■ **Extrait choisi**
----------

Enfance de rêve, solitaire et heureuse, adolescence éveillée. Il découvre Montaigne et Montesquieu à Bordeaux, in situ.
1957 | Premier texte, « Le Défi », publié par Jean Cayrol au Seuil.
1958 | Premier roman, « Une curieuse solitude » encensé par Mauriac et Aragon. Il y transpose son histoire d’amour avec Eugenia, anarchiste basque espagnole, employée par la famille Joyaux.
Rencontre décisive, le 28 octobre 1958, avec Dominique Rolin, « La Grande Petite Jolie Belle Beauté » à qui est dédiée le « Dictionnaire amoureux de Venise » et qui apparaît dans tous ses romans.
1959 | Mort de son ami Pierre de Provenchères, tué à vingt-cinq ans le 24 août, lors d’une opération pendant la guerre d’Algérie, à Tougara en Grande Kabylie. Il lui dédicace son premier texte paru dans la revue « Tel Quel », en mars 1960.
1960 | Fondation de la revue « Tel Quel », qui aura une influence majeure sur la vie intellectuelle de l’époque.
1961 | « Le Parc » obtient le Prix Médicis.
1963 | Découvre Venise. Y revient pendant quarante ans tous les « printemps et automnes » avec Dominique Rolin.
1966 | Rencontre essentielle avec Julia Kristeva, une jeune Bulgare ravissante et « la femme la plus intelligente que j’aie jamais rencontrée ». Il l’épouse l’année suivante. Elle entre aussi dans son œuvre sous la forme d’une jeune femme très reconnaissable entre toutes sous différents prénoms.
1974 | Voyage en Chine.
1975 | Naissance de son fils, David.
1981 | Parution de « Paradis 1 » suivi de « Paradis 2 » en 1986.
1982 | Naissance de la collection « L’Infini » aux éditions Gallimard.

----------

■ **Liste fournie**

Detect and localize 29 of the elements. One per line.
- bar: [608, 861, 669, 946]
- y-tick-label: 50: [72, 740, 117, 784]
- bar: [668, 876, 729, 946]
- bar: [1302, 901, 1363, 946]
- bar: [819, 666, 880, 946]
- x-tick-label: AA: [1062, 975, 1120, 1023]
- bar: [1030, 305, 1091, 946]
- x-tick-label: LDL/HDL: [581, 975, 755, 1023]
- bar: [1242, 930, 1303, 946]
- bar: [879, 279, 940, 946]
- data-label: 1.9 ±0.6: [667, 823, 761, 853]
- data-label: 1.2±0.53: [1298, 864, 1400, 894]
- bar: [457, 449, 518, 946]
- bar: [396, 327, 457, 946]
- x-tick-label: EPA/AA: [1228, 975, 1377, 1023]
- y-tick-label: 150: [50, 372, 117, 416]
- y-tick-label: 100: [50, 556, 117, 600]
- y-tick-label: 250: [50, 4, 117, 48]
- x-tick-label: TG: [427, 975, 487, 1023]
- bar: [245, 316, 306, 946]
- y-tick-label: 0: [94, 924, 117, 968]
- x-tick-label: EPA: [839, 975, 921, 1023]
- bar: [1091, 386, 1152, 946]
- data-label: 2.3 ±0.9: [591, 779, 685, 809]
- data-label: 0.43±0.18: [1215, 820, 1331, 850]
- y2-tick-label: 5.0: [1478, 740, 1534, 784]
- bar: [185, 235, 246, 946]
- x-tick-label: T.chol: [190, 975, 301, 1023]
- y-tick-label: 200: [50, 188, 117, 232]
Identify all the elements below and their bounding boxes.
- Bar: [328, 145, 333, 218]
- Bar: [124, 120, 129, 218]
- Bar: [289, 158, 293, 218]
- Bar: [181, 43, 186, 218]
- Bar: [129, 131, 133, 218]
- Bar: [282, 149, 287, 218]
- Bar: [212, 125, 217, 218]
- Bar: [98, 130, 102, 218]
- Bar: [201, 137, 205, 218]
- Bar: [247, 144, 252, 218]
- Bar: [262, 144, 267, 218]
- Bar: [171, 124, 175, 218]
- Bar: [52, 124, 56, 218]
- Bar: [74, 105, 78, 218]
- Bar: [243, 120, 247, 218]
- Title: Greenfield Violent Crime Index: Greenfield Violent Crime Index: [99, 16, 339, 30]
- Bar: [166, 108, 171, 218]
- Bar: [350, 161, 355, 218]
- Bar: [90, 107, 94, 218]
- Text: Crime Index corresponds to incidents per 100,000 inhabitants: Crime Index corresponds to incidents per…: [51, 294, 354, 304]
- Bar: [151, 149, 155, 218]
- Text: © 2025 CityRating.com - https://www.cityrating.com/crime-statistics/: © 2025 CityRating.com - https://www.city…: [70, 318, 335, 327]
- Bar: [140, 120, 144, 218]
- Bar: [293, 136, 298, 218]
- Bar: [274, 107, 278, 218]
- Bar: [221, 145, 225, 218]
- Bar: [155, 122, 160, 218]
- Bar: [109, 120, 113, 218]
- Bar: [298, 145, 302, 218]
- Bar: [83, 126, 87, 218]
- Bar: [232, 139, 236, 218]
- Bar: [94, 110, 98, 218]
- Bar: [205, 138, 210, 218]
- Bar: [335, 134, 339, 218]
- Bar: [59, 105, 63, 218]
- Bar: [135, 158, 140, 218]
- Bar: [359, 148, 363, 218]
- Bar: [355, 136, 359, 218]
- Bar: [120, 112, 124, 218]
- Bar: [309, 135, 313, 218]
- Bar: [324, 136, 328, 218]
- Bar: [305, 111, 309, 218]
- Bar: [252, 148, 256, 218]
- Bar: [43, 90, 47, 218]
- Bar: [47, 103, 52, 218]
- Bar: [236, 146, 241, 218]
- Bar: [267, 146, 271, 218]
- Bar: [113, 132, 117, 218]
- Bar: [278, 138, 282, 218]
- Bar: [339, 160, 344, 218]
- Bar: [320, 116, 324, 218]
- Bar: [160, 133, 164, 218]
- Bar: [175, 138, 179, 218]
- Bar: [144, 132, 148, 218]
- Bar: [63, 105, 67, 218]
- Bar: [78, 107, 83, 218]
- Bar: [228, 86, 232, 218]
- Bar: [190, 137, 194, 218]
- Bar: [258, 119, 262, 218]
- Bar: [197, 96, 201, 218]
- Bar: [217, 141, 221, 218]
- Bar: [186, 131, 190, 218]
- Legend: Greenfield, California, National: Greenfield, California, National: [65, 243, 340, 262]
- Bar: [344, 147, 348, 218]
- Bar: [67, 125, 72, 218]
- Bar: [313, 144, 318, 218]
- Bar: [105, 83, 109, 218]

----------

■ **Tâche 1**
Transcrivez le passage de la chronologie compris entre « Enfance de rêve, solitaire » et « la famille Joyaux. », ces deux bornes incluses.
■ **Tâche 2**
Selon la chronologie, à quel âge Pierre de Provenchères a-t-il été tué ?
■ **Tâche 3**
Rédigez la suite de la chronologie à partir de son dernier point.

■ **Réponse 1**
Enfance de rêve, solitaire et heureuse, adolescence éveillée. Il découvre Montaigne et Montesquieu à Bordeaux, in situ.
1957 | Premier texte, « Le Défi », publié par Jean Cayrol au Seuil.
1958 | Premier roman, « Une curieuse solitude » encensé par Mauriac et Aragon. Il y transpose son histoire d’amour avec Eugenia, anarchiste basque espagnole, employée par la famille Joyaux.

■ **Réponse 2**
À vingt-cinq ans.

■ **Réponse 3**
1983 | « Femmes », roman « classique » paraît aux éditions Gallimard. Succès et scandale.
1991 | « La Fête à Venise » explore d’une manière romanesque le monde de l’art, Watteau, Monet, Warhol…
1992 | Il obtient le Grand Prix de littérature Paul Morand décerné par l’Académie française à un auteur francophone pour l’ensemble de son œuvre.
1994 | « La Guerre du goût », essai. « L’idée a toujours été de constituer une véritable histoire, vivante et verticale, de l’art et de la littérature ; une échelle mobile, parcourable dans les deux sens (par exemple, de Villon à Rimbaud ou Genet ; de Sade à Proust ; de Céline à Saint-Simon ; de Dante à Joyce ; du Titien à Picasso ; de Kafka à Pascal) ». Après « l’Écriture et l’expérience des limites », « Théorie des exceptions », « Improvisations » et avant « Éloge de l’Infini », Sollers continue cette guerre du goût sur tous les fronts.
2004 | Le « Dictionnaire amoureux de Venise » est publié chez Plon.
2008 | « Un vrai roman, Mémoires » obtient le Prix Saint-Simon.
2018 | Début de la publication de ses « Lettres à Dominique Rolin. 1958-2000 ».
2019 | « Le Nouveau », dernier roman publié à ce jour de Philippe Sollers.
Le second volume des « Lettres à Dominique Rolin » paraît en octobre 2019.
2020 | Prochain roman de Sollers. Sortie prévue en mars.